TASK OBJECTIVE: Show every line where "Được" occurs.

Source data:
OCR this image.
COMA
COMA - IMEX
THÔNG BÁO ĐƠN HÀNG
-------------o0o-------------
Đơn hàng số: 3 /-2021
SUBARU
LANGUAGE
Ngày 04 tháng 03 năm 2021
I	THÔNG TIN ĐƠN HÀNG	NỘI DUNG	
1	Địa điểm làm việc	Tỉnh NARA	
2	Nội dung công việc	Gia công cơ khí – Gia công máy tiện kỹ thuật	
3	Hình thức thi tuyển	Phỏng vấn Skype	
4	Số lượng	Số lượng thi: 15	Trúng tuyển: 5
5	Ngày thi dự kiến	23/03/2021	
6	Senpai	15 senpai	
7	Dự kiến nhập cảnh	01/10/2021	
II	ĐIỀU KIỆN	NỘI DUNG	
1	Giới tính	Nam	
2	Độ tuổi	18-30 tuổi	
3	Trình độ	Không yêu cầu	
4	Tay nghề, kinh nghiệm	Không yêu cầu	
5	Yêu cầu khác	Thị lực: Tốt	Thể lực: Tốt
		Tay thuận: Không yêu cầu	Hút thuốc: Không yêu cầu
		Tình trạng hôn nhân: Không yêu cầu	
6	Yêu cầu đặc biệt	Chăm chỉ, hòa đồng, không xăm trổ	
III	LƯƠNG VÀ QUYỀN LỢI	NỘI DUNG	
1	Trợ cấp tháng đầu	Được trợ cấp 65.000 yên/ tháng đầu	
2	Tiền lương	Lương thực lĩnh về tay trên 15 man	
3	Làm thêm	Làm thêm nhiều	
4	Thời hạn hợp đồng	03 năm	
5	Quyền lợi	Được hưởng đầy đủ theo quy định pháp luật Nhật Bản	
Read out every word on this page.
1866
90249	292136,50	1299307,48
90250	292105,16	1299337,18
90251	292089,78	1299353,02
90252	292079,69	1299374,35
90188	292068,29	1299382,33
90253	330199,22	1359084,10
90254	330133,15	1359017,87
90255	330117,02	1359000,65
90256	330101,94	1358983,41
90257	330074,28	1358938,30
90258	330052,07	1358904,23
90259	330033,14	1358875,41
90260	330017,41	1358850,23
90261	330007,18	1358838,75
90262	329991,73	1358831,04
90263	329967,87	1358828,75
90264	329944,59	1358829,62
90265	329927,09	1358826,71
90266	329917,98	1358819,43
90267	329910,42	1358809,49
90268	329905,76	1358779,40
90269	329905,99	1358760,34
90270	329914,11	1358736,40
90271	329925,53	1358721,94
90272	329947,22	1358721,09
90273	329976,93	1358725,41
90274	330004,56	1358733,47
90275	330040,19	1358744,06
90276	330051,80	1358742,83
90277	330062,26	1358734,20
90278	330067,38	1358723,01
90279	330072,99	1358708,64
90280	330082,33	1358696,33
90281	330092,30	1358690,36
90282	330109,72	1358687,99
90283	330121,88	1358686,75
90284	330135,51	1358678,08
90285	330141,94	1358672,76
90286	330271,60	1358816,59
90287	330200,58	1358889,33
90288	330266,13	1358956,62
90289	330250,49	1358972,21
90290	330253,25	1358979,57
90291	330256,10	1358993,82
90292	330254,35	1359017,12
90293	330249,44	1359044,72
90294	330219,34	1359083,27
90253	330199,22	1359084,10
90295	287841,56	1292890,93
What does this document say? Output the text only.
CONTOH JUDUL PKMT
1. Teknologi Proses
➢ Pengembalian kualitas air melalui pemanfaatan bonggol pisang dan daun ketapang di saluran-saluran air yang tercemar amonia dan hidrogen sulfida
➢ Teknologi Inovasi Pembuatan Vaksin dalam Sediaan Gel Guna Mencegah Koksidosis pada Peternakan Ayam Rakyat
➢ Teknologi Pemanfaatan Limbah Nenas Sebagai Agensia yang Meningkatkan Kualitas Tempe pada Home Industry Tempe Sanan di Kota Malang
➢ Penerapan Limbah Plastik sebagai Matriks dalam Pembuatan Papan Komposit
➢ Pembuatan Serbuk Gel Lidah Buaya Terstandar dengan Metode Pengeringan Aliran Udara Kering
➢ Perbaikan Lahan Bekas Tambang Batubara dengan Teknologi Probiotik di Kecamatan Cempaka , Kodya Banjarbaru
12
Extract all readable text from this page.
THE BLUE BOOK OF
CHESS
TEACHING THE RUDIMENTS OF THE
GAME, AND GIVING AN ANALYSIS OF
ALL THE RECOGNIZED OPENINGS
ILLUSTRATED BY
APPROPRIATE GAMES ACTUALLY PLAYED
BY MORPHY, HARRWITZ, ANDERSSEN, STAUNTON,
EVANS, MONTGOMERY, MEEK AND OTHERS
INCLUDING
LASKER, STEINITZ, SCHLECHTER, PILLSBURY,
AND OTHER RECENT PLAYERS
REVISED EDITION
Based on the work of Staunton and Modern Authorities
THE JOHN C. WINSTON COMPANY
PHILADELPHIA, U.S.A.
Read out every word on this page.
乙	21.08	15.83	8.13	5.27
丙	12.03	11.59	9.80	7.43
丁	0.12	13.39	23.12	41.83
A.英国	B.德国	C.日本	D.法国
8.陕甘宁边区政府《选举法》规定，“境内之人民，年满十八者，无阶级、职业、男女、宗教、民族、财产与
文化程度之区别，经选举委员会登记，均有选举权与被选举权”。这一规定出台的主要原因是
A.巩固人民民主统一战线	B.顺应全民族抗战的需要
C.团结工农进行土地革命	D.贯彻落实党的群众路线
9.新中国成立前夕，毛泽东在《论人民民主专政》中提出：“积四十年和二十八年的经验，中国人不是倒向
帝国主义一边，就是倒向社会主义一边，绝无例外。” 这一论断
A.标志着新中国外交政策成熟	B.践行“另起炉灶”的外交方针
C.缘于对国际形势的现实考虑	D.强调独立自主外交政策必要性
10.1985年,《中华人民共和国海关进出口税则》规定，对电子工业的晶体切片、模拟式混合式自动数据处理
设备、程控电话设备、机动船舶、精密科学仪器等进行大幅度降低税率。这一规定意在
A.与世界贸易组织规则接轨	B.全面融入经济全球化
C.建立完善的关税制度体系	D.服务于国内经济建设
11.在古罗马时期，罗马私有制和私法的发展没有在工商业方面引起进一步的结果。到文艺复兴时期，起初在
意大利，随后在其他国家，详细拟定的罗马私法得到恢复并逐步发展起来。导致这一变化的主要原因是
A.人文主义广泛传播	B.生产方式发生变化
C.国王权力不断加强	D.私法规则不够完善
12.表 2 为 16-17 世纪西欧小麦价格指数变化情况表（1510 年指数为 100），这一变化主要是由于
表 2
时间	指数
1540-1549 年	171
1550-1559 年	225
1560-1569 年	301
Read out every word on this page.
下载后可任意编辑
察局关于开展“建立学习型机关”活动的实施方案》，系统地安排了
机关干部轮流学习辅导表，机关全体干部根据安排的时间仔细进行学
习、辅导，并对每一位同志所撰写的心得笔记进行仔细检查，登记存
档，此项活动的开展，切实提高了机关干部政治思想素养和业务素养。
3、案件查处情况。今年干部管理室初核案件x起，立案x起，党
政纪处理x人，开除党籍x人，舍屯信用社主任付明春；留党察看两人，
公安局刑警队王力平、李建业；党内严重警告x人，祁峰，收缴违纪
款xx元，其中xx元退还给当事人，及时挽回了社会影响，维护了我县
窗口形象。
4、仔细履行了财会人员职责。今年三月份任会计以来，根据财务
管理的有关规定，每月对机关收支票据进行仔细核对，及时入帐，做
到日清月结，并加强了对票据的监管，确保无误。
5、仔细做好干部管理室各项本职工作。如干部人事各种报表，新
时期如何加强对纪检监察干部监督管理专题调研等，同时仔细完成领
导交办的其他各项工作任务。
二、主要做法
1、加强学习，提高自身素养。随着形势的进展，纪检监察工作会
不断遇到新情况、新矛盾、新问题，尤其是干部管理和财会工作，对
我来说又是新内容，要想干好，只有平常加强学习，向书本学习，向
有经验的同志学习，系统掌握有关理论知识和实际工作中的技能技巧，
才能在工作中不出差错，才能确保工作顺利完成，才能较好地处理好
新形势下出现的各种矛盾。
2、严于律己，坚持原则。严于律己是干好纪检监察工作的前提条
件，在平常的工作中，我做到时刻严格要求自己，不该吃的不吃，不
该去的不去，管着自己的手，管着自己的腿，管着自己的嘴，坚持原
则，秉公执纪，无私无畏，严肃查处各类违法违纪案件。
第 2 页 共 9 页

THE RESPONSE:
1	Trợ cấp tháng đầu	Được trợ cấp 65.000 yên/ tháng đầu	
5	Quyền lợi	Được hưởng đầy đủ theo quy định pháp luật Nhật Bản	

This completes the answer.